**Exercise material:**

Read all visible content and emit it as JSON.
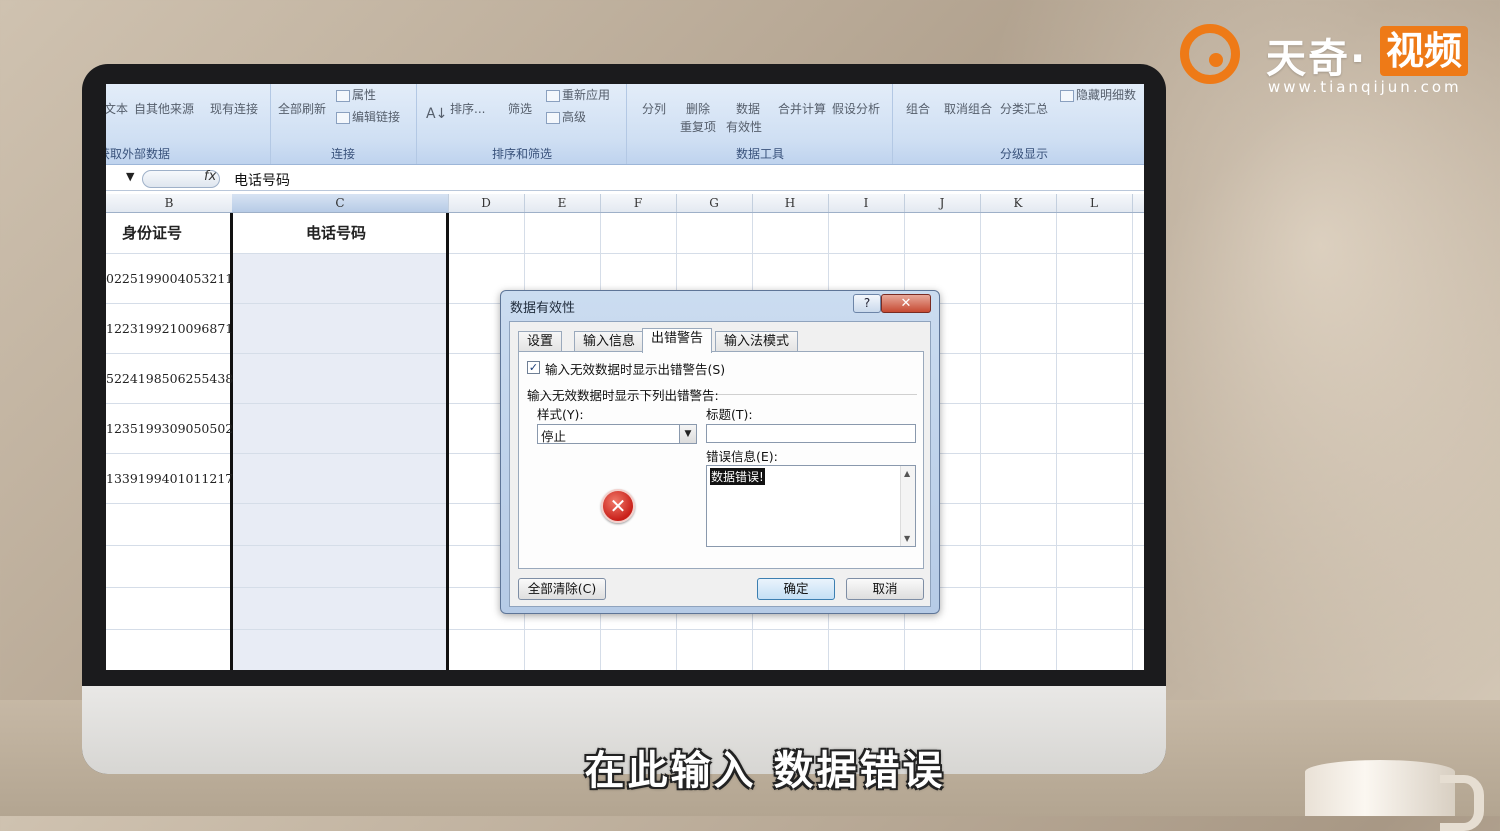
{
  "logo": {
    "brand": "天奇·",
    "badge": "视频",
    "url": "www.tianqijun.com"
  },
  "ribbon": {
    "groups": [
      {
        "label": "获取外部数据",
        "buttons": [
          "文本",
          "自其他来源",
          "现有连接"
        ]
      },
      {
        "label": "连接",
        "buttons": [
          "全部刷新",
          "属性",
          "编辑链接"
        ]
      },
      {
        "label": "排序和筛选",
        "buttons": [
          "排序...",
          "筛选",
          "重新应用",
          "高级"
        ]
      },
      {
        "label": "数据工具",
        "buttons": [
          "分列",
          "删除",
          "重复项",
          "数据",
          "有效性",
          "合并计算",
          "假设分析"
        ]
      },
      {
        "label": "分级显示",
        "buttons": [
          "组合",
          "取消组合",
          "分类汇总",
          "隐藏明细数"
        ]
      }
    ]
  },
  "formula_bar": {
    "fx": "fx",
    "value": "电话号码"
  },
  "columns": [
    "B",
    "C",
    "D",
    "E",
    "F",
    "G",
    "H",
    "I",
    "J",
    "K",
    "L"
  ],
  "sheet": {
    "header_b": "身份证号",
    "header_c": "电话号码",
    "ids": [
      "0225199004053211",
      "1223199210096871",
      "5224198506255438",
      "1235199309050502",
      "1339199401011217"
    ]
  },
  "dialog": {
    "title": "数据有效性",
    "help": "?",
    "close": "✕",
    "tabs": [
      "设置",
      "输入信息",
      "出错警告",
      "输入法模式"
    ],
    "active_tab": "出错警告",
    "checkbox_label": "输入无效数据时显示出错警告(S)",
    "checkbox_checked": true,
    "section_label": "输入无效数据时显示下列出错警告:",
    "style_label": "样式(Y):",
    "style_value": "停止",
    "title_label": "标题(T):",
    "title_value": "",
    "error_label": "错误信息(E):",
    "error_value": "数据错误!",
    "clear_all": "全部清除(C)",
    "ok": "确定",
    "cancel": "取消"
  },
  "subtitle": "在此输入 数据错误"
}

**What you should do:** Write out every record above exactly as it stands, but leave out the pictures.

**Written response:**
Read all visible content and emit it as JSON.
{
  "logo": {
    "brand": "天奇·",
    "badge": "视频",
    "url": "www.tianqijun.com"
  },
  "ribbon": {
    "groups": [
      {
        "label": "获取外部数据",
        "buttons": [
          "文本",
          "自其他来源",
          "现有连接"
        ]
      },
      {
        "label": "连接",
        "buttons": [
          "全部刷新",
          "属性",
          "编辑链接"
        ]
      },
      {
        "label": "排序和筛选",
        "buttons": [
          "排序...",
          "筛选",
          "重新应用",
          "高级"
        ]
      },
      {
        "label": "数据工具",
        "buttons": [
          "分列",
          "删除",
          "重复项",
          "数据",
          "有效性",
          "合并计算",
          "假设分析"
        ]
      },
      {
        "label": "分级显示",
        "buttons": [
          "组合",
          "取消组合",
          "分类汇总",
          "隐藏明细数"
        ]
      }
    ]
  },
  "formula_bar": {
    "fx": "fx",
    "value": "电话号码"
  },
  "columns": [
    "B",
    "C",
    "D",
    "E",
    "F",
    "G",
    "H",
    "I",
    "J",
    "K",
    "L"
  ],
  "sheet": {
    "header_b": "身份证号",
    "header_c": "电话号码",
    "ids": [
      "0225199004053211",
      "1223199210096871",
      "5224198506255438",
      "1235199309050502",
      "1339199401011217"
    ]
  },
  "dialog": {
    "title": "数据有效性",
    "help": "?",
    "close": "✕",
    "tabs": [
      "设置",
      "输入信息",
      "出错警告",
      "输入法模式"
    ],
    "active_tab": "出错警告",
    "checkbox_label": "输入无效数据时显示出错警告(S)",
    "checkbox_checked": true,
    "section_label": "输入无效数据时显示下列出错警告:",
    "style_label": "样式(Y):",
    "style_value": "停止",
    "title_label": "标题(T):",
    "title_value": "",
    "error_label": "错误信息(E):",
    "error_value": "数据错误!",
    "clear_all": "全部清除(C)",
    "ok": "确定",
    "cancel": "取消"
  },
  "subtitle": "在此输入 数据错误"
}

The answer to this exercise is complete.